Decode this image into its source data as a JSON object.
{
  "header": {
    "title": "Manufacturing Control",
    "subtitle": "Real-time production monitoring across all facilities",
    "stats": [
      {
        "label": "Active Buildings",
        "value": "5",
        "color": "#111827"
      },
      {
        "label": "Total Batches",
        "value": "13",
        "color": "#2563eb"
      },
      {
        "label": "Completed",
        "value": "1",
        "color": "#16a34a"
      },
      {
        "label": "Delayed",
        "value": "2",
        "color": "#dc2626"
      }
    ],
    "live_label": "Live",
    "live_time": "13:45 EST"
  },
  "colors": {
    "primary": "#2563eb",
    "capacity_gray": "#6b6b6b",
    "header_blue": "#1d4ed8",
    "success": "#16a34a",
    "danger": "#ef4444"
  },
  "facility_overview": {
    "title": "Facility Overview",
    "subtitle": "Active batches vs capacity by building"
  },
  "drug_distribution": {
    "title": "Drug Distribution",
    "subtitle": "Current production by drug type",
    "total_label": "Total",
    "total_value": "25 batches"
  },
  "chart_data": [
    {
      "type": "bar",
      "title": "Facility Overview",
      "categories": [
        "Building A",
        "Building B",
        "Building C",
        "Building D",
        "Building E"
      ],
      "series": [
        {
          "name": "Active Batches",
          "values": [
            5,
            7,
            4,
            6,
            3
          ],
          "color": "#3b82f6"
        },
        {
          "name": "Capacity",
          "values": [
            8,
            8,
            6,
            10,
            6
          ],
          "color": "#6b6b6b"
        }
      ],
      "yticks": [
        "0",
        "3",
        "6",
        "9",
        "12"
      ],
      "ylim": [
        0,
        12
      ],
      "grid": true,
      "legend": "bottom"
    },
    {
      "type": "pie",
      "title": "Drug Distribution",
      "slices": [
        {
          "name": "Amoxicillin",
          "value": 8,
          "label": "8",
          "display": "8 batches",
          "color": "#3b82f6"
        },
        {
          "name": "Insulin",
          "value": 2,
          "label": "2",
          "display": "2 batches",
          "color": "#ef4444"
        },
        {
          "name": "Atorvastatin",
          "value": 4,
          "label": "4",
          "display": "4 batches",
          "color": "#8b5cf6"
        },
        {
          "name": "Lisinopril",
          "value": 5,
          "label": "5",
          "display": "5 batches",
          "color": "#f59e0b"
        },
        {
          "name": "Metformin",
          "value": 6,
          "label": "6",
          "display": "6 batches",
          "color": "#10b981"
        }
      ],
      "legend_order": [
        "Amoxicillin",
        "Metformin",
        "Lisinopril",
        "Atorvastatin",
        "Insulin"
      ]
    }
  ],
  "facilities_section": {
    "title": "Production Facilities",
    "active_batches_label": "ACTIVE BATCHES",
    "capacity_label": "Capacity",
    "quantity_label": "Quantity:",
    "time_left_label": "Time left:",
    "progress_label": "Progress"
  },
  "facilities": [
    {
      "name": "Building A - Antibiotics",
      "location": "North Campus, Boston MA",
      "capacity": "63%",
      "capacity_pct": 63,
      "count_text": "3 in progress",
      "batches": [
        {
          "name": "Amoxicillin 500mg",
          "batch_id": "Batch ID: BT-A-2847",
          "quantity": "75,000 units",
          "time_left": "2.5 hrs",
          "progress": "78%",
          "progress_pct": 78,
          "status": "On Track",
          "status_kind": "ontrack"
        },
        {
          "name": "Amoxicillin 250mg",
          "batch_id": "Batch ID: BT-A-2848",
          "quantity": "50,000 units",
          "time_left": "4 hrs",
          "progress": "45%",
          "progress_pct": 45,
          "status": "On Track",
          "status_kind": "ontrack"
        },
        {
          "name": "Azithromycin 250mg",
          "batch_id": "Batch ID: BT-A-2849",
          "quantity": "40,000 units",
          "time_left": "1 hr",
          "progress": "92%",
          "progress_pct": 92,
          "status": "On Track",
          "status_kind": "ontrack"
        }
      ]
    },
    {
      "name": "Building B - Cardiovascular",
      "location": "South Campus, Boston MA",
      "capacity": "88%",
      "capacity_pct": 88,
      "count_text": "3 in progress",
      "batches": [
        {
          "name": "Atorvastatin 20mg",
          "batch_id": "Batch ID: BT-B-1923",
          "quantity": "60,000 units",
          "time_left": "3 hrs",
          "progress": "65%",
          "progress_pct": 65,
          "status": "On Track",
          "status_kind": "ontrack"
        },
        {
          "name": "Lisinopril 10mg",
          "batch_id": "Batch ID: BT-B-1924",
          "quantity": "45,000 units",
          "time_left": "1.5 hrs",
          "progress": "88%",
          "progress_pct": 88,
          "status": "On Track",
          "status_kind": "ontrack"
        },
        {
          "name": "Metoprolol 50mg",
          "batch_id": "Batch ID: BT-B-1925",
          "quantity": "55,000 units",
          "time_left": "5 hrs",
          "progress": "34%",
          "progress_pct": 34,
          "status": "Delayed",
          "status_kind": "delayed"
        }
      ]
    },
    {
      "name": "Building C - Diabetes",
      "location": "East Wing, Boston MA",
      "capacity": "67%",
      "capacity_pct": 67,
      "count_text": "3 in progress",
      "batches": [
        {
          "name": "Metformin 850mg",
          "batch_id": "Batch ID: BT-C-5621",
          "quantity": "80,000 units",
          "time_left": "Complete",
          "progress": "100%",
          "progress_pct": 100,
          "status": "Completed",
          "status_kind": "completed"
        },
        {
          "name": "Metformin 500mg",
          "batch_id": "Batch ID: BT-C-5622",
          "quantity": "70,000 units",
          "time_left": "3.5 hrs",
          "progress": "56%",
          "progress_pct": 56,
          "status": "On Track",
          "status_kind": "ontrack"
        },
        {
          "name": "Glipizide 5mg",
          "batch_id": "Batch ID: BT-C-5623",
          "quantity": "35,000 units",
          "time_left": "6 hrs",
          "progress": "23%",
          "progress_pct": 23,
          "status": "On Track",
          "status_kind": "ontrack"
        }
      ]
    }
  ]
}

^^^^^^^^

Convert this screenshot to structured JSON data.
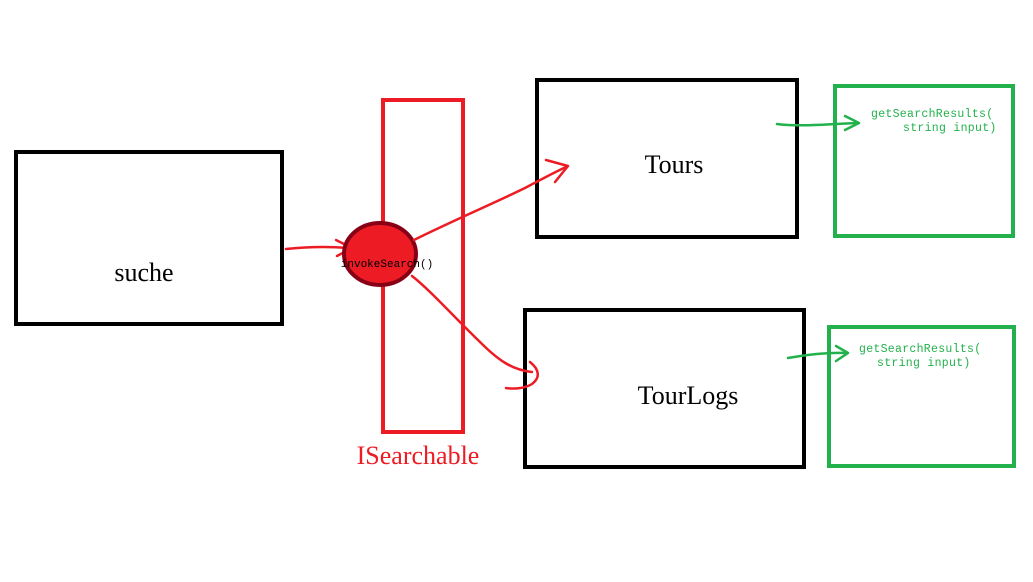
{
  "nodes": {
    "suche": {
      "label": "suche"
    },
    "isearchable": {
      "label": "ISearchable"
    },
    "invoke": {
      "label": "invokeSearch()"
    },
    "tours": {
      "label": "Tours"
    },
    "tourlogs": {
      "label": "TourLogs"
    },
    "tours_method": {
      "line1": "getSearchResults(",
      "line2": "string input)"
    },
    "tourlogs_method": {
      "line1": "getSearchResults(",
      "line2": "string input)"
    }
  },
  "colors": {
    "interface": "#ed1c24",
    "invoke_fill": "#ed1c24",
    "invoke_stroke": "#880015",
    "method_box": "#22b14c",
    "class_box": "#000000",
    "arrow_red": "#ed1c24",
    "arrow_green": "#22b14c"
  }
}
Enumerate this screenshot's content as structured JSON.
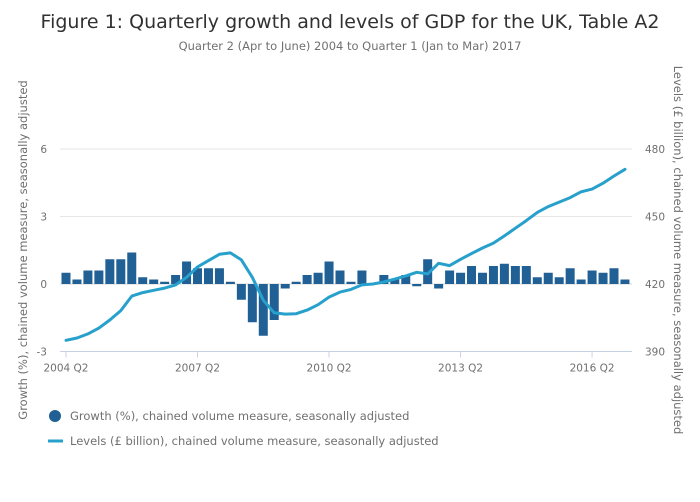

^^^^^^^^

#### What needs to be done
Nothing but the lines from the one containing "Convert this screenshot" through the one containing "Enumerate this screenshot's" should appear in your copy, exactly as written and without pictures.

#### Exercise output
Convert this screenshot to structured JSON data.
{
  "nodes": {
    "suche": {
      "label": "suche"
    },
    "isearchable": {
      "label": "ISearchable"
    },
    "invoke": {
      "label": "invokeSearch()"
    },
    "tours": {
      "label": "Tours"
    },
    "tourlogs": {
      "label": "TourLogs"
    },
    "tours_method": {
      "line1": "getSearchResults(",
      "line2": "string input)"
    },
    "tourlogs_method": {
      "line1": "getSearchResults(",
      "line2": "string input)"
    }
  },
  "colors": {
    "interface": "#ed1c24",
    "invoke_fill": "#ed1c24",
    "invoke_stroke": "#880015",
    "method_box": "#22b14c",
    "class_box": "#000000",
    "arrow_red": "#ed1c24",
    "arrow_green": "#22b14c"
  }
}
Enumerate this screenshot's content as structured JSON.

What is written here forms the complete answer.